From the listing below, pull out every line where the string "Activation" appears.

DATASET →
────────────────────

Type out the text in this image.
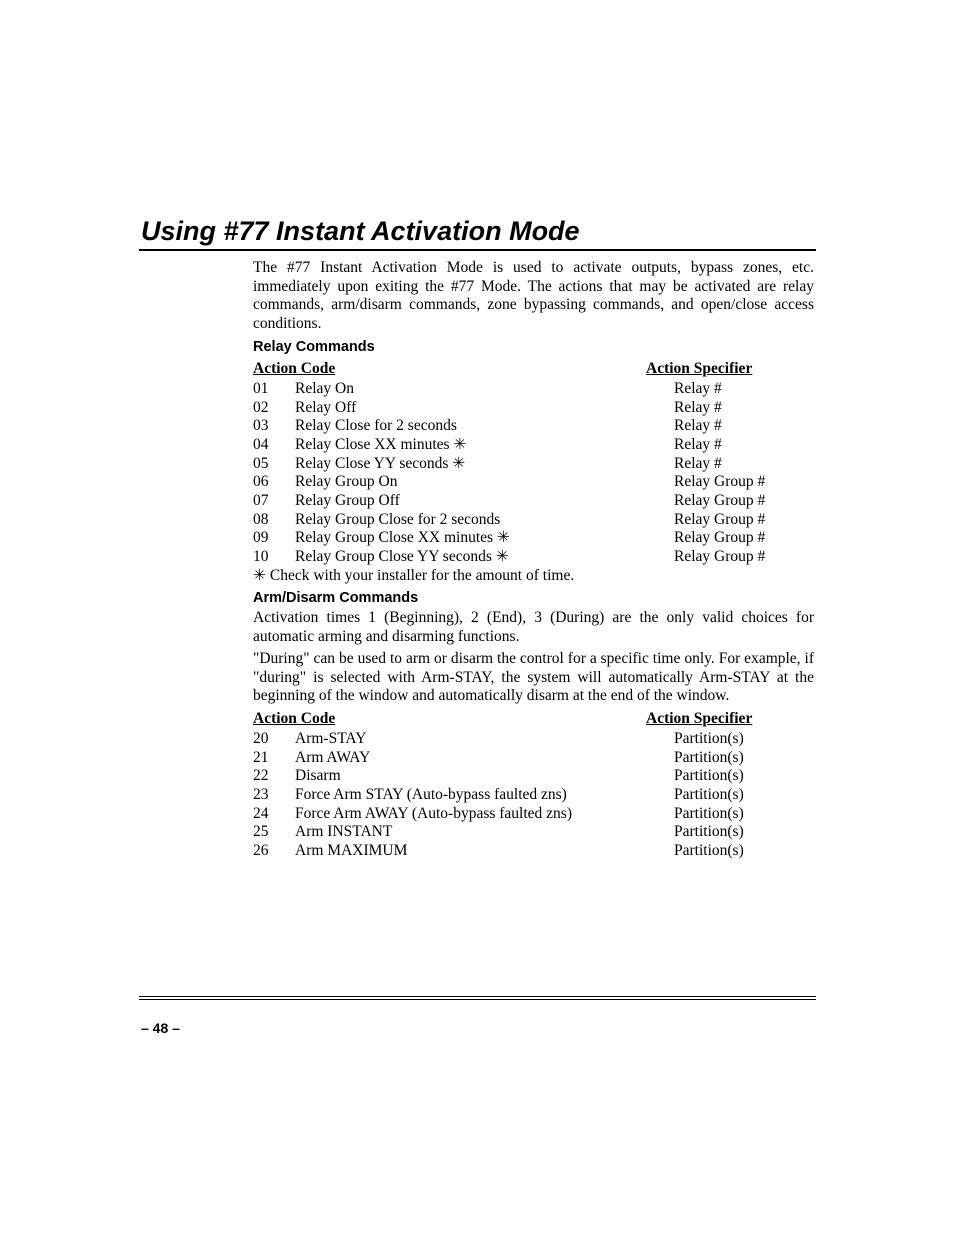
Using #77 Instant Activation Mode

The #77 Instant Activation Mode is used to activate outputs, bypass zones, etc. immediately upon exiting the #77 Mode. The actions that may be activated are relay commands, arm/disarm commands, zone bypassing commands, and open/close access conditions.

Relay Commands
Action Code	Action Specifier
01 Relay On	Relay #
02 Relay Off	Relay #
03 Relay Close for 2 seconds	Relay #
04 Relay Close XX minutes ✳	Relay #
05 Relay Close YY seconds ✳	Relay #
06 Relay Group On	Relay Group #
07 Relay Group Off	Relay Group #
08 Relay Group Close for 2 seconds	Relay Group #
09 Relay Group Close XX minutes ✳	Relay Group #
10 Relay Group Close YY seconds ✳	Relay Group #

✳ Check with your installer for the amount of time.

Arm/Disarm Commands

Activation times 1 (Beginning), 2 (End), 3 (During) are the only valid choices for automatic arming and disarming functions.

"During" can be used to arm or disarm the control for a specific time only. For example, if "during" is selected with Arm-STAY, the system will automatically Arm-STAY at the beginning of the window and automatically disarm at the end of the window.

Action Code	Action Specifier
20 Arm-STAY	Partition(s)
21 Arm AWAY	Partition(s)
22 Disarm	Partition(s)
23 Force Arm STAY (Auto-bypass faulted zns)	Partition(s)
24 Force Arm AWAY (Auto-bypass faulted zns)	Partition(s)
25 Arm INSTANT	Partition(s)
26 Arm MAXIMUM	Partition(s)
– 48 –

────────────────────

EXERCISE ANSWER →
Using #77 Instant Activation Mode
The #77 Instant Activation Mode is used to activate outputs, bypass zones, etc. immediately upon exiting the #77 Mode. The actions that may be activated are relay commands, arm/disarm commands, zone bypassing commands, and open/close access conditions.
Activation times 1 (Beginning), 2 (End), 3 (During) are the only valid choices for automatic arming and disarming functions.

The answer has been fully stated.